UVA 10189 Minesweeper

UVA 10189 Minesweeper

Have you ever played Minesweeper? It’s a cute little game which comes within a certain Operating System which name we can’t really remember. Well, the goal of the game is to find where are all the mines within a M ×N field. To help you, the game shows a number in a square which tells you how many mines there are adjacent to that square. For instance, supose the following 4×4 field with 2 mines (which are represented by an ‘*’ character):

*...

....

.*..

....

If we would represent the same field placing the hint numbers described above, we would end up with:

*100

2210

1*10

1110

As you may have already noticed, each square may have at most 8 adjacent squares.

Input

The input will consist of an arbitrary number of fields. The first line of each field contains two integers n and m (0 < n,m ≤ 100) which stands for the number of lines and columns of the field respectively. The next n lines contains exactly m characters and represent the field.

Each safe square is represented by an ‘.’ character (without the quotes) and each mine square is represented by an ‘*’ character (also without the quotes). The first field line where n = m = 0 represents the end of input and should not be processed.

Output

For each field, you must print the following message in a line alone:
Field #x:
Where x stands for the number of the field (starting from 1). The next n lines should contain the field with the ‘.’ characters replaced by the number of adjacent mines to that square. There must be an empty line between field outputs.

Sample Input

4 4

*...

....

.*..

....

3 5

**...

.....

.*...

● **任务要求**:
判断下列三条陈述是否与上面的扫雷题目相符。每条回答"是"或"否"，并一字不差地引用题目中起决定作用的原文。1. 每个方格最多有 8 个相邻方格。2. 输出中的区域编号从 0 开始。3. 输入中 n 和 m 都为 0 的那一行也需要处理。

● **所示数据**:

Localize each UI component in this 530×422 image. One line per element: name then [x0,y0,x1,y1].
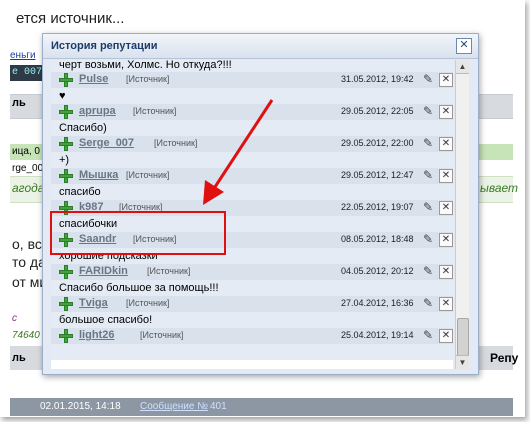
annotation-arrow-icon [203,99,274,205]
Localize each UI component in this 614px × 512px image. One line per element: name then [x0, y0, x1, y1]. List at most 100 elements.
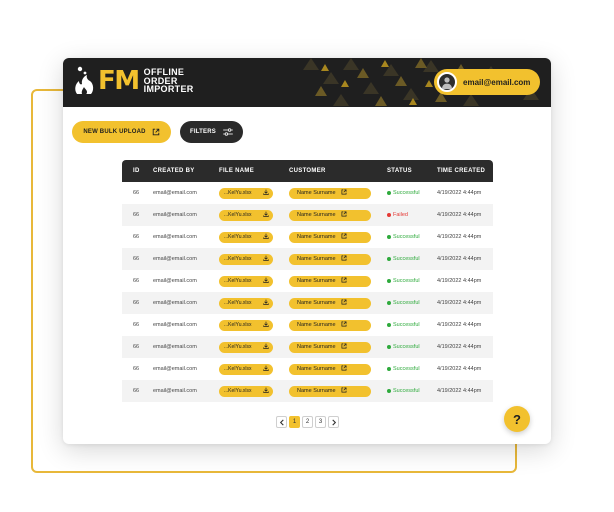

● **参考解答**:
1. 是："each square may have at most 8 adjacent squares"
2. 否："(starting from 1)"
3. 否："represents the end of input and should not be processed"